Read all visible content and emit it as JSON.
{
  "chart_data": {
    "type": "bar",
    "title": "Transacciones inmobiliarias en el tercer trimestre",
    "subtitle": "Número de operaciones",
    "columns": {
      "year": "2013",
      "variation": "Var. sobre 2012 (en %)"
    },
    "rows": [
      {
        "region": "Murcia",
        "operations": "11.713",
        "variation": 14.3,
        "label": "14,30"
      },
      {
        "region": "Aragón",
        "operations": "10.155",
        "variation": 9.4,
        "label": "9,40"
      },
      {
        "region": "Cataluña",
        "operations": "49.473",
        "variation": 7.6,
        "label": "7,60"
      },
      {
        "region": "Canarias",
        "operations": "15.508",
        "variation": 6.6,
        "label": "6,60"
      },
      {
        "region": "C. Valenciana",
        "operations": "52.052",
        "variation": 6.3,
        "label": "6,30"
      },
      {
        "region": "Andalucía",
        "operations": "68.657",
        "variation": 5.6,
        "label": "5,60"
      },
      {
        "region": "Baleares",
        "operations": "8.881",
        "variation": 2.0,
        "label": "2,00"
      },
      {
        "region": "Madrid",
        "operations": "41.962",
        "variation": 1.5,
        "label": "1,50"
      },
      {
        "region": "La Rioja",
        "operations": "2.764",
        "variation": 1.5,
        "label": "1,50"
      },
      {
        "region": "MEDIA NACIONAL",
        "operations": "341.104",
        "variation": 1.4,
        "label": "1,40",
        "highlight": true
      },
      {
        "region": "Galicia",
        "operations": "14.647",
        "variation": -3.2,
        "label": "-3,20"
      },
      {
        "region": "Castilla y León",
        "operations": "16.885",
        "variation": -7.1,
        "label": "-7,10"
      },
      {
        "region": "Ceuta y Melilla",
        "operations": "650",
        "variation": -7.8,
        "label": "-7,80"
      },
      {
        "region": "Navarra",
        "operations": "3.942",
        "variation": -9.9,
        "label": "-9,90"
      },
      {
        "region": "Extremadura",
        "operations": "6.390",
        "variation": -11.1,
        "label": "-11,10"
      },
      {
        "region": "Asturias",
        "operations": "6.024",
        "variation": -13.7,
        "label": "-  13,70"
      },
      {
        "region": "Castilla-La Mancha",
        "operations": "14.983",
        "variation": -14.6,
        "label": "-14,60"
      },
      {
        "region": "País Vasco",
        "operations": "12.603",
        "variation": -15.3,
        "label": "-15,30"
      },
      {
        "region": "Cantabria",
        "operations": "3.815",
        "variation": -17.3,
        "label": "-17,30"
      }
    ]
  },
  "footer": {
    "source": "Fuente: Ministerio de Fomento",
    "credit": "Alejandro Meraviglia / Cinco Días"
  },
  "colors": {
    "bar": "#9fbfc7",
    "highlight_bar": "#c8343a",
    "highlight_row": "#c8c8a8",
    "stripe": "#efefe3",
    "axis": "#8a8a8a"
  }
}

- What is being asked:
Identify each line in the entries with the word "Castilla" and copy it.

- Exercise response:
        "region": "Castilla y León",
        "region": "Castilla-La Mancha",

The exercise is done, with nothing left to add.